• _GOAL OF THE EXERCISE_:
What follows is a listing; restate every line of it word for word.

[Extracts from a graphics dataset]
* begin *
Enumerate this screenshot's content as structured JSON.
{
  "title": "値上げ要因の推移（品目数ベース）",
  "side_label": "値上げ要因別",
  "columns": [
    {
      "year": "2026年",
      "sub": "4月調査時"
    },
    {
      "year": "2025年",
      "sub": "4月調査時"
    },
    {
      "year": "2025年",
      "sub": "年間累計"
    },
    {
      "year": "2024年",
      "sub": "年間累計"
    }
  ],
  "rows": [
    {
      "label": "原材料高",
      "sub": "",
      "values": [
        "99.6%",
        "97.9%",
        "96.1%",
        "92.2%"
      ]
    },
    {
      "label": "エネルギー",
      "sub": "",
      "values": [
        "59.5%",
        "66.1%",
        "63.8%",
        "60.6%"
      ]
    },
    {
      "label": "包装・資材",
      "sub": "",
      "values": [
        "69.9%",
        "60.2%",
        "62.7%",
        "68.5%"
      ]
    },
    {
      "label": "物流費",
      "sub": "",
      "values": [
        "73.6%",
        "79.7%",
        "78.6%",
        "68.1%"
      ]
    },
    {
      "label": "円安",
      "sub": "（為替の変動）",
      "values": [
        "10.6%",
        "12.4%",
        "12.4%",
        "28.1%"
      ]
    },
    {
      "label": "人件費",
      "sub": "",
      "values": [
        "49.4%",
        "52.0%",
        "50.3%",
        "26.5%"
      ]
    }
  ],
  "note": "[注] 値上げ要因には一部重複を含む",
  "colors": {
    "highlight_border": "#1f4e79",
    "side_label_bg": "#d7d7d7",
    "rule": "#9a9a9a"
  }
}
* end *
• _SOLUTION FOR THIS EXERCISE_:
Enumerate this screenshot's content as structured JSON.
{
  "title": "値上げ要因の推移（品目数ベース）",
  "side_label": "値上げ要因別",
  "columns": [
    {
      "year": "2026年",
      "sub": "4月調査時"
    },
    {
      "year": "2025年",
      "sub": "4月調査時"
    },
    {
      "year": "2025年",
      "sub": "年間累計"
    },
    {
      "year": "2024年",
      "sub": "年間累計"
    }
  ],
  "rows": [
    {
      "label": "原材料高",
      "sub": "",
      "values": [
        "99.6%",
        "97.9%",
        "96.1%",
        "92.2%"
      ]
    },
    {
      "label": "エネルギー",
      "sub": "",
      "values": [
        "59.5%",
        "66.1%",
        "63.8%",
        "60.6%"
      ]
    },
    {
      "label": "包装・資材",
      "sub": "",
      "values": [
        "69.9%",
        "60.2%",
        "62.7%",
        "68.5%"
      ]
    },
    {
      "label": "物流費",
      "sub": "",
      "values": [
        "73.6%",
        "79.7%",
        "78.6%",
        "68.1%"
      ]
    },
    {
      "label": "円安",
      "sub": "（為替の変動）",
      "values": [
        "10.6%",
        "12.4%",
        "12.4%",
        "28.1%"
      ]
    },
    {
      "label": "人件費",
      "sub": "",
      "values": [
        "49.4%",
        "52.0%",
        "50.3%",
        "26.5%"
      ]
    }
  ],
  "note": "[注] 値上げ要因には一部重複を含む",
  "colors": {
    "highlight_border": "#1f4e79",
    "side_label_bg": "#d7d7d7",
    "rule": "#9a9a9a"
  }
}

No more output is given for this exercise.